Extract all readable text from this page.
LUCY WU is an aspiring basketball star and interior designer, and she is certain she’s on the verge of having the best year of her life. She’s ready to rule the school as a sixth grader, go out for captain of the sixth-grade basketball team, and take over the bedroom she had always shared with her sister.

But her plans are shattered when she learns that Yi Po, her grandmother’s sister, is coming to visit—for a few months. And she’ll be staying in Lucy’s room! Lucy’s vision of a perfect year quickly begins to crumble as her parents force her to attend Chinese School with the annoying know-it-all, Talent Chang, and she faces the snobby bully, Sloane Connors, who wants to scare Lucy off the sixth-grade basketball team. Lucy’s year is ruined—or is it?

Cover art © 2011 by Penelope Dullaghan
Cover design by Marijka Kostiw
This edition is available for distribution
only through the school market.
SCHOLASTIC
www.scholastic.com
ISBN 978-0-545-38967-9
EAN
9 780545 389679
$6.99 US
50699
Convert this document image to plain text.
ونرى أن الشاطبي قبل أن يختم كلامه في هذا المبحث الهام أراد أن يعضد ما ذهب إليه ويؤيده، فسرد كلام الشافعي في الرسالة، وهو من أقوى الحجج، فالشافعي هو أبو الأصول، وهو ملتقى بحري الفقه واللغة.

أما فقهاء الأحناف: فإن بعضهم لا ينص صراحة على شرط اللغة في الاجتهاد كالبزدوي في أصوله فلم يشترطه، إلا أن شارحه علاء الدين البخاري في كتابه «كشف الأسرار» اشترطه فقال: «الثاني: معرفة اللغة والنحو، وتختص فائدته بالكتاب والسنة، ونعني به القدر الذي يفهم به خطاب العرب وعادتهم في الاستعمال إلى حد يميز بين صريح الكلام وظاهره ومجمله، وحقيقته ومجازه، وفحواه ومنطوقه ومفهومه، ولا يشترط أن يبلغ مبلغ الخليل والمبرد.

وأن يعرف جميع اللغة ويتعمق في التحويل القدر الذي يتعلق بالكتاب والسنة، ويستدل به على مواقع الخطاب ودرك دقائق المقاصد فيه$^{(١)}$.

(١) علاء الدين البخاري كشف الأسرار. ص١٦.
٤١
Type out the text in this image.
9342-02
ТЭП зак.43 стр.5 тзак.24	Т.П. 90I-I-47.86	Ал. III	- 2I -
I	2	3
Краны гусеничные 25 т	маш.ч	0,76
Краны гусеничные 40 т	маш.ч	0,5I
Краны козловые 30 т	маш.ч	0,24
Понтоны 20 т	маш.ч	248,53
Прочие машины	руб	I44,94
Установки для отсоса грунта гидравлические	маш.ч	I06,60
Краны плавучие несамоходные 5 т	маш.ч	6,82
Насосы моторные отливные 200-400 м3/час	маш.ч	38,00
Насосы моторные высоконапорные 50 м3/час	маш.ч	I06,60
-.-.-
#### [The exercise]
Single out each line of the records above with the string "القدر" in it, and copy it.

#### [Output below]
أما فقهاء الأحناف: فإن بعضهم لا ينص صراحة على شرط اللغة في الاجتهاد كالبزدوي في أصوله فلم يشترطه، إلا أن شارحه علاء الدين البخاري في كتابه «كشف الأسرار» اشترطه فقال: «الثاني: معرفة اللغة والنحو، وتختص فائدته بالكتاب والسنة، ونعني به القدر الذي يفهم به خطاب العرب وعادتهم في الاستعمال إلى حد يميز بين صريح الكلام وظاهره ومجمله، وحقيقته ومجازه، وفحواه ومنطوقه ومفهومه، ولا يشترط أن يبلغ مبلغ الخليل والمبرد.
وأن يعرف جميع اللغة ويتعمق في التحويل القدر الذي يتعلق بالكتاب والسنة، ويستدل به على مواقع الخطاب ودرك دقائق المقاصد فيه$^{(١)}$.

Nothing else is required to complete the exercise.